**What you will do:** Below is a set of records; print all of them exactly as written.

**Input for this task:**
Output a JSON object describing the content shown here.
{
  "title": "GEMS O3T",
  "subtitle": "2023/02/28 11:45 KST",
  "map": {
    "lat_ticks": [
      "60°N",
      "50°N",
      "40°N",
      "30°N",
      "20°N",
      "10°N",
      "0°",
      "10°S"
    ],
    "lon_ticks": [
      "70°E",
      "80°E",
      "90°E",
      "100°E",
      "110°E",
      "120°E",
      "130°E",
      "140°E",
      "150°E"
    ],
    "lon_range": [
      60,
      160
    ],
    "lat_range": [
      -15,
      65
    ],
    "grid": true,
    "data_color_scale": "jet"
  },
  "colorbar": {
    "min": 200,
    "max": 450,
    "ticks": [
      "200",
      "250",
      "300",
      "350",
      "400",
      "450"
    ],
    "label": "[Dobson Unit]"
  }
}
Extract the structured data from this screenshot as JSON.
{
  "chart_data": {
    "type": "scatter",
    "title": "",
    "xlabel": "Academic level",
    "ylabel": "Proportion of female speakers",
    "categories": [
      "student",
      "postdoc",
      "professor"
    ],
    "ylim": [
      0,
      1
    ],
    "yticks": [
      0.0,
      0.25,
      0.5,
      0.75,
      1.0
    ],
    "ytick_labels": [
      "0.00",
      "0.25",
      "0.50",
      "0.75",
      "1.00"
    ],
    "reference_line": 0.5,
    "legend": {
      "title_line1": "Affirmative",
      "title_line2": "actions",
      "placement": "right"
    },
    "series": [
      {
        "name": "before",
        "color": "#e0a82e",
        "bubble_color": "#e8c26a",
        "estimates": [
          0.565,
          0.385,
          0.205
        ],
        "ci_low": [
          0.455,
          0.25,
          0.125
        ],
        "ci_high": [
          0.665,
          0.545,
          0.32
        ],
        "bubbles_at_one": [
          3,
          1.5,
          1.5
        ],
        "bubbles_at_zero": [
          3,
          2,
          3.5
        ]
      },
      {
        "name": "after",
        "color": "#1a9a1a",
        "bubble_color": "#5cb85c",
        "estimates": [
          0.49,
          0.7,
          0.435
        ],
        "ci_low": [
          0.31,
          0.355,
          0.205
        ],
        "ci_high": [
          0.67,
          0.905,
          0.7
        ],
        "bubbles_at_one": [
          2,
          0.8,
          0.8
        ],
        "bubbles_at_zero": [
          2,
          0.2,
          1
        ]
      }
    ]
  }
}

**Solved exercise:**
Output a JSON object describing the content shown here.
{
  "title": "GEMS O3T",
  "subtitle": "2023/02/28 11:45 KST",
  "map": {
    "lat_ticks": [
      "60°N",
      "50°N",
      "40°N",
      "30°N",
      "20°N",
      "10°N",
      "0°",
      "10°S"
    ],
    "lon_ticks": [
      "70°E",
      "80°E",
      "90°E",
      "100°E",
      "110°E",
      "120°E",
      "130°E",
      "140°E",
      "150°E"
    ],
    "lon_range": [
      60,
      160
    ],
    "lat_range": [
      -15,
      65
    ],
    "grid": true,
    "data_color_scale": "jet"
  },
  "colorbar": {
    "min": 200,
    "max": 450,
    "ticks": [
      "200",
      "250",
      "300",
      "350",
      "400",
      "450"
    ],
    "label": "[Dobson Unit]"
  }
}
Extract the structured data from this screenshot as JSON.
{
  "chart_data": {
    "type": "scatter",
    "title": "",
    "xlabel": "Academic level",
    "ylabel": "Proportion of female speakers",
    "categories": [
      "student",
      "postdoc",
      "professor"
    ],
    "ylim": [
      0,
      1
    ],
    "yticks": [
      0.0,
      0.25,
      0.5,
      0.75,
      1.0
    ],
    "ytick_labels": [
      "0.00",
      "0.25",
      "0.50",
      "0.75",
      "1.00"
    ],
    "reference_line": 0.5,
    "legend": {
      "title_line1": "Affirmative",
      "title_line2": "actions",
      "placement": "right"
    },
    "series": [
      {
        "name": "before",
        "color": "#e0a82e",
        "bubble_color": "#e8c26a",
        "estimates": [
          0.565,
          0.385,
          0.205
        ],
        "ci_low": [
          0.455,
          0.25,
          0.125
        ],
        "ci_high": [
          0.665,
          0.545,
          0.32
        ],
        "bubbles_at_one": [
          3,
          1.5,
          1.5
        ],
        "bubbles_at_zero": [
          3,
          2,
          3.5
        ]
      },
      {
        "name": "after",
        "color": "#1a9a1a",
        "bubble_color": "#5cb85c",
        "estimates": [
          0.49,
          0.7,
          0.435
        ],
        "ci_low": [
          0.31,
          0.355,
          0.205
        ],
        "ci_high": [
          0.67,
          0.905,
          0.7
        ],
        "bubbles_at_one": [
          2,
          0.8,
          0.8
        ],
        "bubbles_at_zero": [
          2,
          0.2,
          1
        ]
      }
    ]
  }
}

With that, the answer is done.